TASK TO CARRY OUT:
Determine how many lines of the material below include "status", and reply with that number alone.
*** Block opens ***
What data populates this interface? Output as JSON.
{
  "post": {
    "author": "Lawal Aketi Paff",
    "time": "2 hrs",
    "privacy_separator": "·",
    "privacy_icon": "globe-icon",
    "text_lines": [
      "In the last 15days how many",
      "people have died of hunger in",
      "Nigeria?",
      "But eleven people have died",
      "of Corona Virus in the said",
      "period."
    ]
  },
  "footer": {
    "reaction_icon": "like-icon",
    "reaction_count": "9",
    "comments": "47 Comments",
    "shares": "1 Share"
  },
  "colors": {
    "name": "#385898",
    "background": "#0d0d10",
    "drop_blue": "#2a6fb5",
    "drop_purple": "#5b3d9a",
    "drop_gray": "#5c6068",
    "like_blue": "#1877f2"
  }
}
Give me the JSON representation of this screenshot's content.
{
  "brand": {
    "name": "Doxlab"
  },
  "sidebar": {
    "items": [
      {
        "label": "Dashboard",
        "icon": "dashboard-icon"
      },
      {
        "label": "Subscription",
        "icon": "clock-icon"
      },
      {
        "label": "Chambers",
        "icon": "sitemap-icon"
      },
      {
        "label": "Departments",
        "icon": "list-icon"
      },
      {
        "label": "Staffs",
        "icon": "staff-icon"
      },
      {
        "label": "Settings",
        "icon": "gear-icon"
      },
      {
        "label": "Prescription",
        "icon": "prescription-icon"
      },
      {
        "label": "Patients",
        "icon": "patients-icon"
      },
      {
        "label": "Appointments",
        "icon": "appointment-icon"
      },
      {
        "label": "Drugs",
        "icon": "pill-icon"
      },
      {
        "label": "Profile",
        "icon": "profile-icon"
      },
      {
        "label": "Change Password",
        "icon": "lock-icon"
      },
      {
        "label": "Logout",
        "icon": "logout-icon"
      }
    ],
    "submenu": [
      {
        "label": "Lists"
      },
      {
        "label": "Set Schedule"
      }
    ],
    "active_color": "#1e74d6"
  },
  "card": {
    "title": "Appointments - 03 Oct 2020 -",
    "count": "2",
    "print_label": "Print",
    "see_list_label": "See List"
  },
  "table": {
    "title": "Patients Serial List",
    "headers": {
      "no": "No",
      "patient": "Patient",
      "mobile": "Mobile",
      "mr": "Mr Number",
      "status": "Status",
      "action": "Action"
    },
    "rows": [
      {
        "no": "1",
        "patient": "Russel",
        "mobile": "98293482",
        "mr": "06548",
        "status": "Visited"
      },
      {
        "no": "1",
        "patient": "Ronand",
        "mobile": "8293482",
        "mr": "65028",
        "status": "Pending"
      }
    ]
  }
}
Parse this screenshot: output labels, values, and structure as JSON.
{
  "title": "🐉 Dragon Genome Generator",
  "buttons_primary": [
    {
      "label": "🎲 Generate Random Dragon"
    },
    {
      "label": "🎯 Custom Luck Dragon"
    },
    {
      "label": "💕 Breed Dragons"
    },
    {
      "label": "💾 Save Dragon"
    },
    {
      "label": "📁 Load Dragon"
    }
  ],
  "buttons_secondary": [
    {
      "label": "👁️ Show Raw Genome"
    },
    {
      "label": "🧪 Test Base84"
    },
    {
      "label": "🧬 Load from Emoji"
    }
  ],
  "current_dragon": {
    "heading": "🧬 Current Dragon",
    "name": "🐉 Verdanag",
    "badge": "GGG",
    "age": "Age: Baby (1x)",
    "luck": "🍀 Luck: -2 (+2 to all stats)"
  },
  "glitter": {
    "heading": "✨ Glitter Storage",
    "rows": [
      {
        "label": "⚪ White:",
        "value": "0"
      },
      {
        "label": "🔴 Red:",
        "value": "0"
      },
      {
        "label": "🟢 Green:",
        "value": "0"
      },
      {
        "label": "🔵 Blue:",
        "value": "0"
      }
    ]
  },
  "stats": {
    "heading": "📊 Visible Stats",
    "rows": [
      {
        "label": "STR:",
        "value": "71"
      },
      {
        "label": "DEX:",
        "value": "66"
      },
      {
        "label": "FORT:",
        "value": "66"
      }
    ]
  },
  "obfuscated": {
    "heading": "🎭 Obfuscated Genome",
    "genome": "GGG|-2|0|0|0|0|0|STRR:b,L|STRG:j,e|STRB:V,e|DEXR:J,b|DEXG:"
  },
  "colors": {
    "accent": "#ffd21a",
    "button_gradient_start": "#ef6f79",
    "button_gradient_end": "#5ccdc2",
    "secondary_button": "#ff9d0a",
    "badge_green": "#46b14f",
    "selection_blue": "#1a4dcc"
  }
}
*** Block closes ***
ANSWER AREA:
3